[EXERCISE DIRECTIONS] Extract the full set of records, then give each one again exactly.

====== DATA SUPPLIED

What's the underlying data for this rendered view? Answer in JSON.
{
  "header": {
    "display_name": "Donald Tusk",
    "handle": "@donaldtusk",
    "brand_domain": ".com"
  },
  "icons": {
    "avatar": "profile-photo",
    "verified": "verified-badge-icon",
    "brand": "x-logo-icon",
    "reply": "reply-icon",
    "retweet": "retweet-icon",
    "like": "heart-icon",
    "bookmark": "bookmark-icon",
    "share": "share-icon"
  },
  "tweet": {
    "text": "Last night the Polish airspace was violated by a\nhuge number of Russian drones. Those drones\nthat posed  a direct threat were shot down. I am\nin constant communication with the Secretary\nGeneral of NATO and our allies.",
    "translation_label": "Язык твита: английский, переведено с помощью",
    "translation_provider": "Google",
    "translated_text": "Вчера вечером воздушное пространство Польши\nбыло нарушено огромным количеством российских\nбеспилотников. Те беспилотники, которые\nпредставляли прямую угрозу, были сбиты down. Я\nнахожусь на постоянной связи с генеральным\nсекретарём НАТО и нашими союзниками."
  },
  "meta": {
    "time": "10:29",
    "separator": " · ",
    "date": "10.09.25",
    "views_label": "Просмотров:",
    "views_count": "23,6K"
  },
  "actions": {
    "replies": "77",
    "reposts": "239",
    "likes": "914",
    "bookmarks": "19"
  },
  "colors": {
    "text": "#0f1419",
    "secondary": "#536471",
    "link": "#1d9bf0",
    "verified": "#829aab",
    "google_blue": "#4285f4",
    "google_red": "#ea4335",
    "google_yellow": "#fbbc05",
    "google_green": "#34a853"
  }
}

============

[COMPLETE RESPONSE]
What's the underlying data for this rendered view? Answer in JSON.
{
  "header": {
    "display_name": "Donald Tusk",
    "handle": "@donaldtusk",
    "brand_domain": ".com"
  },
  "icons": {
    "avatar": "profile-photo",
    "verified": "verified-badge-icon",
    "brand": "x-logo-icon",
    "reply": "reply-icon",
    "retweet": "retweet-icon",
    "like": "heart-icon",
    "bookmark": "bookmark-icon",
    "share": "share-icon"
  },
  "tweet": {
    "text": "Last night the Polish airspace was violated by a\nhuge number of Russian drones. Those drones\nthat posed  a direct threat were shot down. I am\nin constant communication with the Secretary\nGeneral of NATO and our allies.",
    "translation_label": "Язык твита: английский, переведено с помощью",
    "translation_provider": "Google",
    "translated_text": "Вчера вечером воздушное пространство Польши\nбыло нарушено огромным количеством российских\nбеспилотников. Те беспилотники, которые\nпредставляли прямую угрозу, были сбиты down. Я\nнахожусь на постоянной связи с генеральным\nсекретарём НАТО и нашими союзниками."
  },
  "meta": {
    "time": "10:29",
    "separator": " · ",
    "date": "10.09.25",
    "views_label": "Просмотров:",
    "views_count": "23,6K"
  },
  "actions": {
    "replies": "77",
    "reposts": "239",
    "likes": "914",
    "bookmarks": "19"
  },
  "colors": {
    "text": "#0f1419",
    "secondary": "#536471",
    "link": "#1d9bf0",
    "verified": "#829aab",
    "google_blue": "#4285f4",
    "google_red": "#ea4335",
    "google_yellow": "#fbbc05",
    "google_green": "#34a853"
  }
}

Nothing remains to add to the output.